• Your goal
Retype each entry below exactly as it stands.

Stored data entries

########

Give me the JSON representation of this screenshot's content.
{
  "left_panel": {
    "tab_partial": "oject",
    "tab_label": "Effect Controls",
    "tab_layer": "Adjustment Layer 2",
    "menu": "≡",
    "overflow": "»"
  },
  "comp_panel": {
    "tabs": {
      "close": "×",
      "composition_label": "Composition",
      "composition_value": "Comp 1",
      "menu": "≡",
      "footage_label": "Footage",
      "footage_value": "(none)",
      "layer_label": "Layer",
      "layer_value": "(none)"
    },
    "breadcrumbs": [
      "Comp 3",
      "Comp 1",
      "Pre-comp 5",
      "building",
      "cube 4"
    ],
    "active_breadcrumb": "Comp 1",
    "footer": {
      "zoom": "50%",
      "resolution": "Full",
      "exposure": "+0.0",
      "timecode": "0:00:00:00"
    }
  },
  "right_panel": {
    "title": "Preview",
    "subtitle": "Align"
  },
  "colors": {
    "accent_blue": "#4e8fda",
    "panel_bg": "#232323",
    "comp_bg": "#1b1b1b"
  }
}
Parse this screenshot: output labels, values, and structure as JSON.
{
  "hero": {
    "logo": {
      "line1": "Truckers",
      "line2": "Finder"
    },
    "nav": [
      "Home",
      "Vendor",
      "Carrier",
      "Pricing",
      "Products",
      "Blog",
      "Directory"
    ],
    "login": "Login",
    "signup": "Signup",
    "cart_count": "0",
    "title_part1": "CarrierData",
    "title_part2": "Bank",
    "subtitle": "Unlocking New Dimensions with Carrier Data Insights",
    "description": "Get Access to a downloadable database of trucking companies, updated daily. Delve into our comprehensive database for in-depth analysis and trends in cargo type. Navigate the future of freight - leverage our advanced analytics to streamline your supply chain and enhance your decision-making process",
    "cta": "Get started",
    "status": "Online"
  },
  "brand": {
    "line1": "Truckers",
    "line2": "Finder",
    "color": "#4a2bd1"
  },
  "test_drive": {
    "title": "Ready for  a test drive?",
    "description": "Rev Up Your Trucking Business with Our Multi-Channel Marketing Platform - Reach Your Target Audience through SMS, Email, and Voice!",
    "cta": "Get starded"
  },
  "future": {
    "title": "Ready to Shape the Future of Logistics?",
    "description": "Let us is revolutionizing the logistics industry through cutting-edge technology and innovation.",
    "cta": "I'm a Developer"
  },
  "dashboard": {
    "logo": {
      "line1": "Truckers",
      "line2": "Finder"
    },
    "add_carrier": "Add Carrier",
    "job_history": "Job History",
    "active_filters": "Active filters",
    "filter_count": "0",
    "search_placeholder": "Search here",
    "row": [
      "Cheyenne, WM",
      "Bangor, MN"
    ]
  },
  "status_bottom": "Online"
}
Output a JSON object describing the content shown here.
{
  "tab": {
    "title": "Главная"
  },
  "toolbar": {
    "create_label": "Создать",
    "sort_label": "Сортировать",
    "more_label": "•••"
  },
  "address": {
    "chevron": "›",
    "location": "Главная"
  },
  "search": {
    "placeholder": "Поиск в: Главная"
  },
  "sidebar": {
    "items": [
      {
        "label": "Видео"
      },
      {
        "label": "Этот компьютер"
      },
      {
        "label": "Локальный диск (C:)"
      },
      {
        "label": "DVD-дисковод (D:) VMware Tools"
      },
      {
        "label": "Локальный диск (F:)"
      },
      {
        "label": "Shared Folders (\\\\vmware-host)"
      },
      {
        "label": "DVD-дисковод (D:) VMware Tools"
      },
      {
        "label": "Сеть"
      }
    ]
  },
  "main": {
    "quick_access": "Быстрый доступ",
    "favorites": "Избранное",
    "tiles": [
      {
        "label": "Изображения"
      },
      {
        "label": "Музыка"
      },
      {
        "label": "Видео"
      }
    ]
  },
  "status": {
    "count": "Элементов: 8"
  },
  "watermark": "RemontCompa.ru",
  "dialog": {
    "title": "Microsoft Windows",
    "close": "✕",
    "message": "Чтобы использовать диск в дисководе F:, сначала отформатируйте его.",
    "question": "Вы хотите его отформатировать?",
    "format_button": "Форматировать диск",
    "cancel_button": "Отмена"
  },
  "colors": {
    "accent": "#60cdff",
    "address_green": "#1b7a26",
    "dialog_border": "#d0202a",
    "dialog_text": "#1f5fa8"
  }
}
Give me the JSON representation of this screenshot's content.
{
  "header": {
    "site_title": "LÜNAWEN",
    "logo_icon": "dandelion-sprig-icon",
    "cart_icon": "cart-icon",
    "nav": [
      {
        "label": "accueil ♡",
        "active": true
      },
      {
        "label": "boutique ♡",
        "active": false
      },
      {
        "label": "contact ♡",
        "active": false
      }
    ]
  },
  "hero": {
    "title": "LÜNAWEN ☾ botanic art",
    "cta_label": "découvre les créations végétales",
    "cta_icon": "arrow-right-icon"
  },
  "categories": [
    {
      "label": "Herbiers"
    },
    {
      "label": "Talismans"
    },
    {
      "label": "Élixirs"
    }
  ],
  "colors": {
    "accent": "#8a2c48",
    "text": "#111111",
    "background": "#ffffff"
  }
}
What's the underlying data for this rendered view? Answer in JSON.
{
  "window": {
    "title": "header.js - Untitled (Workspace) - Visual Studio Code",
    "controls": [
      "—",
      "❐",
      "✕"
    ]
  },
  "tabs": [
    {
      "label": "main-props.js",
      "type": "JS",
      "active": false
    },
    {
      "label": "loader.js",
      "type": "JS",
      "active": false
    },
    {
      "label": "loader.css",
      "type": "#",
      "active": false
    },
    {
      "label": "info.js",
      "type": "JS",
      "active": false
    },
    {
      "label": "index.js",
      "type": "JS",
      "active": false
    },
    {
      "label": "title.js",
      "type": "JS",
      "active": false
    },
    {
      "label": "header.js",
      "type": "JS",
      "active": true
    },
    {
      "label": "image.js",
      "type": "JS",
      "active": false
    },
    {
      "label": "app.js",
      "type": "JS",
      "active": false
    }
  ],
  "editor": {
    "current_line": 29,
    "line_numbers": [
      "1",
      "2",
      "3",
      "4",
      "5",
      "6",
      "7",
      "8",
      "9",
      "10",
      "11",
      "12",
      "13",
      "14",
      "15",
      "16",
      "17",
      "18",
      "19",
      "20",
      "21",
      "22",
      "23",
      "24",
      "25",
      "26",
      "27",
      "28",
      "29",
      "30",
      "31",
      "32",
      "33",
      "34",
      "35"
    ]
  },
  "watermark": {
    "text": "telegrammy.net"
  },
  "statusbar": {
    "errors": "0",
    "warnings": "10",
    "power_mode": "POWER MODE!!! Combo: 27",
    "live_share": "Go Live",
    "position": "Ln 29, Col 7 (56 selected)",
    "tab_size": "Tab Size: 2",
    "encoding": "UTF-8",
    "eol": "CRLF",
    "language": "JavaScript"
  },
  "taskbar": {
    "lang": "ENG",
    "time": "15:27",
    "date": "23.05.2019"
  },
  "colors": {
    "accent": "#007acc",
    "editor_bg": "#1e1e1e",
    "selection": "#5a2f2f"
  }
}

########

• Problem solution
Give me the JSON representation of this screenshot's content.
{
  "left_panel": {
    "tab_partial": "oject",
    "tab_label": "Effect Controls",
    "tab_layer": "Adjustment Layer 2",
    "menu": "≡",
    "overflow": "»"
  },
  "comp_panel": {
    "tabs": {
      "close": "×",
      "composition_label": "Composition",
      "composition_value": "Comp 1",
      "menu": "≡",
      "footage_label": "Footage",
      "footage_value": "(none)",
      "layer_label": "Layer",
      "layer_value": "(none)"
    },
    "breadcrumbs": [
      "Comp 3",
      "Comp 1",
      "Pre-comp 5",
      "building",
      "cube 4"
    ],
    "active_breadcrumb": "Comp 1",
    "footer": {
      "zoom": "50%",
      "resolution": "Full",
      "exposure": "+0.0",
      "timecode": "0:00:00:00"
    }
  },
  "right_panel": {
    "title": "Preview",
    "subtitle": "Align"
  },
  "colors": {
    "accent_blue": "#4e8fda",
    "panel_bg": "#232323",
    "comp_bg": "#1b1b1b"
  }
}
Parse this screenshot: output labels, values, and structure as JSON.
{
  "hero": {
    "logo": {
      "line1": "Truckers",
      "line2": "Finder"
    },
    "nav": [
      "Home",
      "Vendor",
      "Carrier",
      "Pricing",
      "Products",
      "Blog",
      "Directory"
    ],
    "login": "Login",
    "signup": "Signup",
    "cart_count": "0",
    "title_part1": "CarrierData",
    "title_part2": "Bank",
    "subtitle": "Unlocking New Dimensions with Carrier Data Insights",
    "description": "Get Access to a downloadable database of trucking companies, updated daily. Delve into our comprehensive database for in-depth analysis and trends in cargo type. Navigate the future of freight - leverage our advanced analytics to streamline your supply chain and enhance your decision-making process",
    "cta": "Get started",
    "status": "Online"
  },
  "brand": {
    "line1": "Truckers",
    "line2": "Finder",
    "color": "#4a2bd1"
  },
  "test_drive": {
    "title": "Ready for  a test drive?",
    "description": "Rev Up Your Trucking Business with Our Multi-Channel Marketing Platform - Reach Your Target Audience through SMS, Email, and Voice!",
    "cta": "Get starded"
  },
  "future": {
    "title": "Ready to Shape the Future of Logistics?",
    "description": "Let us is revolutionizing the logistics industry through cutting-edge technology and innovation.",
    "cta": "I'm a Developer"
  },
  "dashboard": {
    "logo": {
      "line1": "Truckers",
      "line2": "Finder"
    },
    "add_carrier": "Add Carrier",
    "job_history": "Job History",
    "active_filters": "Active filters",
    "filter_count": "0",
    "search_placeholder": "Search here",
    "row": [
      "Cheyenne, WM",
      "Bangor, MN"
    ]
  },
  "status_bottom": "Online"
}
Output a JSON object describing the content shown here.
{
  "tab": {
    "title": "Главная"
  },
  "toolbar": {
    "create_label": "Создать",
    "sort_label": "Сортировать",
    "more_label": "•••"
  },
  "address": {
    "chevron": "›",
    "location": "Главная"
  },
  "search": {
    "placeholder": "Поиск в: Главная"
  },
  "sidebar": {
    "items": [
      {
        "label": "Видео"
      },
      {
        "label": "Этот компьютер"
      },
      {
        "label": "Локальный диск (C:)"
      },
      {
        "label": "DVD-дисковод (D:) VMware Tools"
      },
      {
        "label": "Локальный диск (F:)"
      },
      {
        "label": "Shared Folders (\\\\vmware-host)"
      },
      {
        "label": "DVD-дисковод (D:) VMware Tools"
      },
      {
        "label": "Сеть"
      }
    ]
  },
  "main": {
    "quick_access": "Быстрый доступ",
    "favorites": "Избранное",
    "tiles": [
      {
        "label": "Изображения"
      },
      {
        "label": "Музыка"
      },
      {
        "label": "Видео"
      }
    ]
  },
  "status": {
    "count": "Элементов: 8"
  },
  "watermark": "RemontCompa.ru",
  "dialog": {
    "title": "Microsoft Windows",
    "close": "✕",
    "message": "Чтобы использовать диск в дисководе F:, сначала отформатируйте его.",
    "question": "Вы хотите его отформатировать?",
    "format_button": "Форматировать диск",
    "cancel_button": "Отмена"
  },
  "colors": {
    "accent": "#60cdff",
    "address_green": "#1b7a26",
    "dialog_border": "#d0202a",
    "dialog_text": "#1f5fa8"
  }
}
Give me the JSON representation of this screenshot's content.
{
  "header": {
    "site_title": "LÜNAWEN",
    "logo_icon": "dandelion-sprig-icon",
    "cart_icon": "cart-icon",
    "nav": [
      {
        "label": "accueil ♡",
        "active": true
      },
      {
        "label": "boutique ♡",
        "active": false
      },
      {
        "label": "contact ♡",
        "active": false
      }
    ]
  },
  "hero": {
    "title": "LÜNAWEN ☾ botanic art",
    "cta_label": "découvre les créations végétales",
    "cta_icon": "arrow-right-icon"
  },
  "categories": [
    {
      "label": "Herbiers"
    },
    {
      "label": "Talismans"
    },
    {
      "label": "Élixirs"
    }
  ],
  "colors": {
    "accent": "#8a2c48",
    "text": "#111111",
    "background": "#ffffff"
  }
}
What's the underlying data for this rendered view? Answer in JSON.
{
  "window": {
    "title": "header.js - Untitled (Workspace) - Visual Studio Code",
    "controls": [
      "—",
      "❐",
      "✕"
    ]
  },
  "tabs": [
    {
      "label": "main-props.js",
      "type": "JS",
      "active": false
    },
    {
      "label": "loader.js",
      "type": "JS",
      "active": false
    },
    {
      "label": "loader.css",
      "type": "#",
      "active": false
    },
    {
      "label": "info.js",
      "type": "JS",
      "active": false
    },
    {
      "label": "index.js",
      "type": "JS",
      "active": false
    },
    {
      "label": "title.js",
      "type": "JS",
      "active": false
    },
    {
      "label": "header.js",
      "type": "JS",
      "active": true
    },
    {
      "label": "image.js",
      "type": "JS",
      "active": false
    },
    {
      "label": "app.js",
      "type": "JS",
      "active": false
    }
  ],
  "editor": {
    "current_line": 29,
    "line_numbers": [
      "1",
      "2",
      "3",
      "4",
      "5",
      "6",
      "7",
      "8",
      "9",
      "10",
      "11",
      "12",
      "13",
      "14",
      "15",
      "16",
      "17",
      "18",
      "19",
      "20",
      "21",
      "22",
      "23",
      "24",
      "25",
      "26",
      "27",
      "28",
      "29",
      "30",
      "31",
      "32",
      "33",
      "34",
      "35"
    ]
  },
  "watermark": {
    "text": "telegrammy.net"
  },
  "statusbar": {
    "errors": "0",
    "warnings": "10",
    "power_mode": "POWER MODE!!! Combo: 27",
    "live_share": "Go Live",
    "position": "Ln 29, Col 7 (56 selected)",
    "tab_size": "Tab Size: 2",
    "encoding": "UTF-8",
    "eol": "CRLF",
    "language": "JavaScript"
  },
  "taskbar": {
    "lang": "ENG",
    "time": "15:27",
    "date": "23.05.2019"
  },
  "colors": {
    "accent": "#007acc",
    "editor_bg": "#1e1e1e",
    "selection": "#5a2f2f"
  }
}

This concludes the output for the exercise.